> **GIVEN REQUEST**:
The records that follow are to be repeated exactly, with the pictures removed.

> **DATA RECORDS**:
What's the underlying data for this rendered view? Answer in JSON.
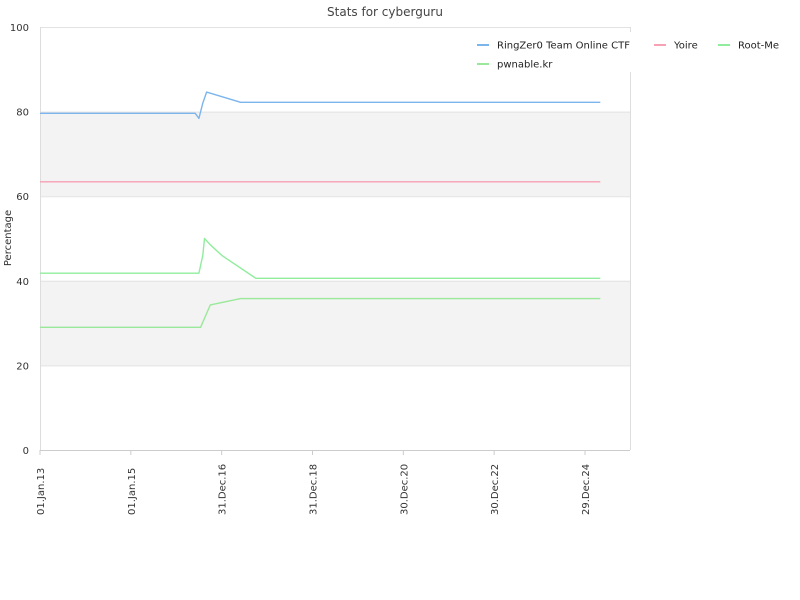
{
  "chart_data": {
    "type": "line",
    "title": "Stats for cyberguru",
    "ylabel": "Percentage",
    "xlabel": "",
    "ylim": [
      0,
      100
    ],
    "y_ticks": [
      "0",
      "20",
      "40",
      "60",
      "80",
      "100"
    ],
    "x_ticks": [
      "01.Jan.13",
      "01.Jan.15",
      "31.Dec.16",
      "31.Dec.18",
      "30.Dec.20",
      "30.Dec.22",
      "29.Dec.24"
    ],
    "x_tick_dates": [
      "2013-01-01",
      "2015-01-01",
      "2016-12-31",
      "2018-12-31",
      "2020-12-30",
      "2022-12-30",
      "2024-12-29"
    ],
    "grid": true,
    "legend_position": "top-right",
    "series": [
      {
        "name": "RingZer0 Team Online CTF",
        "color": "#7cb5ec",
        "points": [
          [
            "2013-01-01",
            79.6
          ],
          [
            "2016-06-01",
            79.6
          ],
          [
            "2016-07-01",
            78.4
          ],
          [
            "2016-08-01",
            82.0
          ],
          [
            "2016-09-01",
            84.6
          ],
          [
            "2017-06-01",
            82.2
          ],
          [
            "2025-05-01",
            82.2
          ]
        ]
      },
      {
        "name": "Yoire",
        "color": "#f7a1b5",
        "points": [
          [
            "2013-01-01",
            63.4
          ],
          [
            "2025-05-01",
            63.4
          ]
        ]
      },
      {
        "name": "Root-Me",
        "color": "#90ed9d",
        "points": [
          [
            "2013-01-01",
            41.8
          ],
          [
            "2016-07-01",
            41.8
          ],
          [
            "2016-08-01",
            46.0
          ],
          [
            "2016-08-15",
            50.0
          ],
          [
            "2016-10-01",
            48.5
          ],
          [
            "2017-01-01",
            46.0
          ],
          [
            "2017-10-01",
            40.6
          ],
          [
            "2025-05-01",
            40.6
          ]
        ]
      },
      {
        "name": "pwnable.kr",
        "color": "#9ae89a",
        "points": [
          [
            "2013-01-01",
            29.0
          ],
          [
            "2016-07-15",
            29.0
          ],
          [
            "2016-10-01",
            34.3
          ],
          [
            "2017-06-01",
            35.8
          ],
          [
            "2025-05-01",
            35.8
          ]
        ]
      }
    ]
  }
}
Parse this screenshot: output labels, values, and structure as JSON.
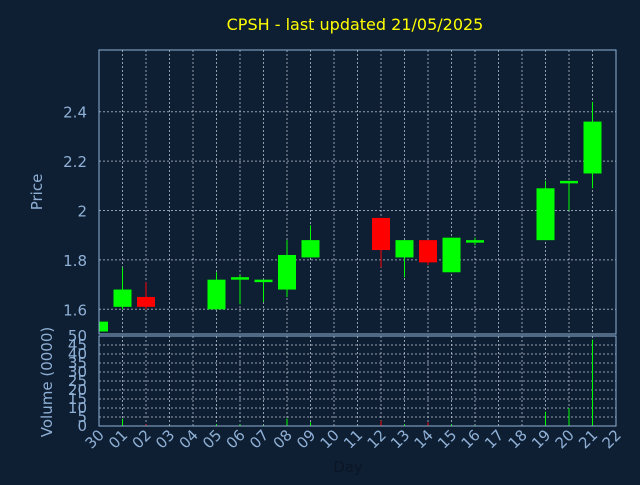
{
  "colors": {
    "background": "#0f1f33",
    "axis": "#8fb0d6",
    "grid": "#c8d4e0",
    "title": "#ffff00",
    "up": "#00ff00",
    "down": "#ff0000",
    "text": "#8fb0d6"
  },
  "chart_data": {
    "type": "candlestick",
    "title": "CPSH - last updated 21/05/2025",
    "xlabel": "Day",
    "ylabel": "Price",
    "volume_label": "Volume (0000)",
    "grid": true,
    "x_ticks": [
      "30",
      "01",
      "02",
      "03",
      "04",
      "05",
      "06",
      "07",
      "08",
      "09",
      "10",
      "11",
      "12",
      "13",
      "14",
      "15",
      "16",
      "17",
      "18",
      "19",
      "20",
      "21",
      "22"
    ],
    "price_ticks": [
      "1.6",
      "1.8",
      "2",
      "2.2",
      "2.4"
    ],
    "price_ylim": [
      1.5,
      2.65
    ],
    "volume_ticks": [
      "0",
      "5",
      "10",
      "15",
      "20",
      "25",
      "30",
      "35",
      "40",
      "45",
      "50"
    ],
    "volume_ylim": [
      0,
      50
    ],
    "candles": [
      {
        "day": "30",
        "open": 1.51,
        "close": 1.55,
        "high": 1.55,
        "low": 1.51,
        "volume": 0.5
      },
      {
        "day": "01",
        "open": 1.61,
        "close": 1.68,
        "high": 1.77,
        "low": 1.6,
        "volume": 4
      },
      {
        "day": "02",
        "open": 1.65,
        "close": 1.61,
        "high": 1.71,
        "low": 1.6,
        "volume": 1
      },
      {
        "day": "05",
        "open": 1.6,
        "close": 1.72,
        "high": 1.75,
        "low": 1.6,
        "volume": 1
      },
      {
        "day": "06",
        "open": 1.72,
        "close": 1.73,
        "high": 1.74,
        "low": 1.62,
        "volume": 1
      },
      {
        "day": "07",
        "open": 1.71,
        "close": 1.72,
        "high": 1.72,
        "low": 1.63,
        "volume": 0.5
      },
      {
        "day": "08",
        "open": 1.68,
        "close": 1.82,
        "high": 1.88,
        "low": 1.65,
        "volume": 4
      },
      {
        "day": "09",
        "open": 1.81,
        "close": 1.88,
        "high": 1.94,
        "low": 1.81,
        "volume": 2
      },
      {
        "day": "12",
        "open": 1.97,
        "close": 1.84,
        "high": 1.97,
        "low": 1.77,
        "volume": 3
      },
      {
        "day": "13",
        "open": 1.81,
        "close": 1.88,
        "high": 1.88,
        "low": 1.73,
        "volume": 1
      },
      {
        "day": "14",
        "open": 1.88,
        "close": 1.79,
        "high": 1.88,
        "low": 1.78,
        "volume": 2
      },
      {
        "day": "15",
        "open": 1.75,
        "close": 1.89,
        "high": 1.89,
        "low": 1.75,
        "volume": 1
      },
      {
        "day": "16",
        "open": 1.87,
        "close": 1.88,
        "high": 1.89,
        "low": 1.86,
        "volume": 0.5
      },
      {
        "day": "19",
        "open": 1.88,
        "close": 2.09,
        "high": 2.12,
        "low": 1.88,
        "volume": 8
      },
      {
        "day": "20",
        "open": 2.11,
        "close": 2.12,
        "high": 2.12,
        "low": 2.0,
        "volume": 10
      },
      {
        "day": "21",
        "open": 2.15,
        "close": 2.36,
        "high": 2.44,
        "low": 2.09,
        "volume": 48
      }
    ]
  }
}
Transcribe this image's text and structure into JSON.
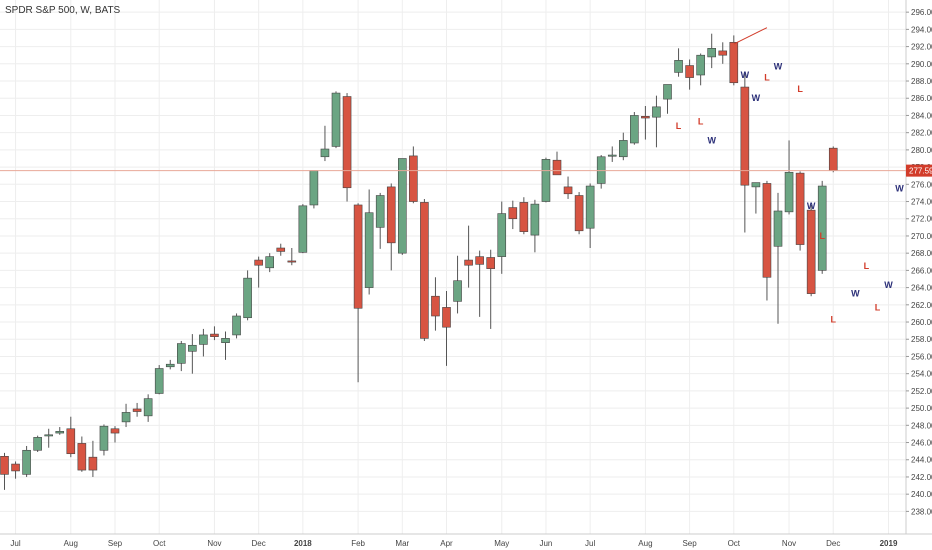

> **RESULT OF THE TASK**:
What's the underlying data for this rendered view? Answer in JSON.
{
  "chart_data": {
    "type": "line",
    "title": "Stats for cyberguru",
    "ylabel": "Percentage",
    "xlabel": "",
    "ylim": [
      0,
      100
    ],
    "y_ticks": [
      "0",
      "20",
      "40",
      "60",
      "80",
      "100"
    ],
    "x_ticks": [
      "01.Jan.13",
      "01.Jan.15",
      "31.Dec.16",
      "31.Dec.18",
      "30.Dec.20",
      "30.Dec.22",
      "29.Dec.24"
    ],
    "x_tick_dates": [
      "2013-01-01",
      "2015-01-01",
      "2016-12-31",
      "2018-12-31",
      "2020-12-30",
      "2022-12-30",
      "2024-12-29"
    ],
    "grid": true,
    "legend_position": "top-right",
    "series": [
      {
        "name": "RingZer0 Team Online CTF",
        "color": "#7cb5ec",
        "points": [
          [
            "2013-01-01",
            79.6
          ],
          [
            "2016-06-01",
            79.6
          ],
          [
            "2016-07-01",
            78.4
          ],
          [
            "2016-08-01",
            82.0
          ],
          [
            "2016-09-01",
            84.6
          ],
          [
            "2017-06-01",
            82.2
          ],
          [
            "2025-05-01",
            82.2
          ]
        ]
      },
      {
        "name": "Yoire",
        "color": "#f7a1b5",
        "points": [
          [
            "2013-01-01",
            63.4
          ],
          [
            "2025-05-01",
            63.4
          ]
        ]
      },
      {
        "name": "Root-Me",
        "color": "#90ed9d",
        "points": [
          [
            "2013-01-01",
            41.8
          ],
          [
            "2016-07-01",
            41.8
          ],
          [
            "2016-08-01",
            46.0
          ],
          [
            "2016-08-15",
            50.0
          ],
          [
            "2016-10-01",
            48.5
          ],
          [
            "2017-01-01",
            46.0
          ],
          [
            "2017-10-01",
            40.6
          ],
          [
            "2025-05-01",
            40.6
          ]
        ]
      },
      {
        "name": "pwnable.kr",
        "color": "#9ae89a",
        "points": [
          [
            "2013-01-01",
            29.0
          ],
          [
            "2016-07-15",
            29.0
          ],
          [
            "2016-10-01",
            34.3
          ],
          [
            "2017-06-01",
            35.8
          ],
          [
            "2025-05-01",
            35.8
          ]
        ]
      }
    ]
  }
}
Parse this screenshot: output labels, values, and structure as JSON.
{
  "colors": {
    "background": "#0f1f33",
    "axis": "#8fb0d6",
    "grid": "#c8d4e0",
    "title": "#ffff00",
    "up": "#00ff00",
    "down": "#ff0000",
    "text": "#8fb0d6"
  },
  "chart_data": {
    "type": "candlestick",
    "title": "CPSH - last updated 21/05/2025",
    "xlabel": "Day",
    "ylabel": "Price",
    "volume_label": "Volume (0000)",
    "grid": true,
    "x_ticks": [
      "30",
      "01",
      "02",
      "03",
      "04",
      "05",
      "06",
      "07",
      "08",
      "09",
      "10",
      "11",
      "12",
      "13",
      "14",
      "15",
      "16",
      "17",
      "18",
      "19",
      "20",
      "21",
      "22"
    ],
    "price_ticks": [
      "1.6",
      "1.8",
      "2",
      "2.2",
      "2.4"
    ],
    "price_ylim": [
      1.5,
      2.65
    ],
    "volume_ticks": [
      "0",
      "5",
      "10",
      "15",
      "20",
      "25",
      "30",
      "35",
      "40",
      "45",
      "50"
    ],
    "volume_ylim": [
      0,
      50
    ],
    "candles": [
      {
        "day": "30",
        "open": 1.51,
        "close": 1.55,
        "high": 1.55,
        "low": 1.51,
        "volume": 0.5
      },
      {
        "day": "01",
        "open": 1.61,
        "close": 1.68,
        "high": 1.77,
        "low": 1.6,
        "volume": 4
      },
      {
        "day": "02",
        "open": 1.65,
        "close": 1.61,
        "high": 1.71,
        "low": 1.6,
        "volume": 1
      },
      {
        "day": "05",
        "open": 1.6,
        "close": 1.72,
        "high": 1.75,
        "low": 1.6,
        "volume": 1
      },
      {
        "day": "06",
        "open": 1.72,
        "close": 1.73,
        "high": 1.74,
        "low": 1.62,
        "volume": 1
      },
      {
        "day": "07",
        "open": 1.71,
        "close": 1.72,
        "high": 1.72,
        "low": 1.63,
        "volume": 0.5
      },
      {
        "day": "08",
        "open": 1.68,
        "close": 1.82,
        "high": 1.88,
        "low": 1.65,
        "volume": 4
      },
      {
        "day": "09",
        "open": 1.81,
        "close": 1.88,
        "high": 1.94,
        "low": 1.81,
        "volume": 2
      },
      {
        "day": "12",
        "open": 1.97,
        "close": 1.84,
        "high": 1.97,
        "low": 1.77,
        "volume": 3
      },
      {
        "day": "13",
        "open": 1.81,
        "close": 1.88,
        "high": 1.88,
        "low": 1.73,
        "volume": 1
      },
      {
        "day": "14",
        "open": 1.88,
        "close": 1.79,
        "high": 1.88,
        "low": 1.78,
        "volume": 2
      },
      {
        "day": "15",
        "open": 1.75,
        "close": 1.89,
        "high": 1.89,
        "low": 1.75,
        "volume": 1
      },
      {
        "day": "16",
        "open": 1.87,
        "close": 1.88,
        "high": 1.89,
        "low": 1.86,
        "volume": 0.5
      },
      {
        "day": "19",
        "open": 1.88,
        "close": 2.09,
        "high": 2.12,
        "low": 1.88,
        "volume": 8
      },
      {
        "day": "20",
        "open": 2.11,
        "close": 2.12,
        "high": 2.12,
        "low": 2.0,
        "volume": 10
      },
      {
        "day": "21",
        "open": 2.15,
        "close": 2.36,
        "high": 2.44,
        "low": 2.09,
        "volume": 48
      }
    ]
  }
}
Transcribe this image's text and structure into JSON.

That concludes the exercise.